━━ Extracted information
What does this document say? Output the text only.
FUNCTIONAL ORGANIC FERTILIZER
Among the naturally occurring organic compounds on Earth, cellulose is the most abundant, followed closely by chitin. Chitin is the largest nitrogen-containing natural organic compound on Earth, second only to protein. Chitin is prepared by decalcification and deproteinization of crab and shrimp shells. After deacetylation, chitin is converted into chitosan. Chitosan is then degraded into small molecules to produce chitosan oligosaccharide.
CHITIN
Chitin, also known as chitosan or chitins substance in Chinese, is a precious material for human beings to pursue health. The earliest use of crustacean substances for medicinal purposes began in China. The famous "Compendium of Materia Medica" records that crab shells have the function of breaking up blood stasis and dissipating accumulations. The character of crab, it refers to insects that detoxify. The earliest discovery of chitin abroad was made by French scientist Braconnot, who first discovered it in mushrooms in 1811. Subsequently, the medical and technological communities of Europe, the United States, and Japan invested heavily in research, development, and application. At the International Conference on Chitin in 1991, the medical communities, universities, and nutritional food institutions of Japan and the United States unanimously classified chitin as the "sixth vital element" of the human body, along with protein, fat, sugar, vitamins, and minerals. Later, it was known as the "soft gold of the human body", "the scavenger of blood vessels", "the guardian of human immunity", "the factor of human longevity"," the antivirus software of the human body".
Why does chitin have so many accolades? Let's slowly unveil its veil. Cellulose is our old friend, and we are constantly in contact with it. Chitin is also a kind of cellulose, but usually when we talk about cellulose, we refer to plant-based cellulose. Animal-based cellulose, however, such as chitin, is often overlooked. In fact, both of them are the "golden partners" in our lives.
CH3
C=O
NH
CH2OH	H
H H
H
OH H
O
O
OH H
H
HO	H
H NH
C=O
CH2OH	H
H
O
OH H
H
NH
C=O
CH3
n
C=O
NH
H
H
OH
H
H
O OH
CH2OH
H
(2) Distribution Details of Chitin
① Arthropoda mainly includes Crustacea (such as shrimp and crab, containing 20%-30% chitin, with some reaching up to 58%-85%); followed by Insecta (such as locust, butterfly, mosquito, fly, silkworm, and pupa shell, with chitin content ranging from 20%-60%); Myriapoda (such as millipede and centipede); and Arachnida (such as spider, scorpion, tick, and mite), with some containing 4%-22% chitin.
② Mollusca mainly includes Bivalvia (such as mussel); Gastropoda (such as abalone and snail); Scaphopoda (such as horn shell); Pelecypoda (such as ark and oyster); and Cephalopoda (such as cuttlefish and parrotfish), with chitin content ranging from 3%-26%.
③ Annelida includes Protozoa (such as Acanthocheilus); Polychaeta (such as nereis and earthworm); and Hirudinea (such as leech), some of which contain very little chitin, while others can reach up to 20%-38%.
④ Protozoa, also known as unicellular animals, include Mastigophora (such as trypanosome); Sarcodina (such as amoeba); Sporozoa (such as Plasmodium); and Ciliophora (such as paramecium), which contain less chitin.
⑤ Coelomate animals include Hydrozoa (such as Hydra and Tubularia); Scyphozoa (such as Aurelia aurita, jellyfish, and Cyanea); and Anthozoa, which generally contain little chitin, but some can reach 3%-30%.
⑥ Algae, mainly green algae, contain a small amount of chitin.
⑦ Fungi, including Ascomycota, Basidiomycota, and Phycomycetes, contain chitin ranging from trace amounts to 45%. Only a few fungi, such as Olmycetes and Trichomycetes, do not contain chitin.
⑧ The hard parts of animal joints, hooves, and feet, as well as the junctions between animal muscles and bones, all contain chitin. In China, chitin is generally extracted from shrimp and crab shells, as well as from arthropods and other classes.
━━━━
→ **Exercise description**
Looking over the entries above, how many lines contain the string "China"? State the number and nothing else.

→ **Answer area**
2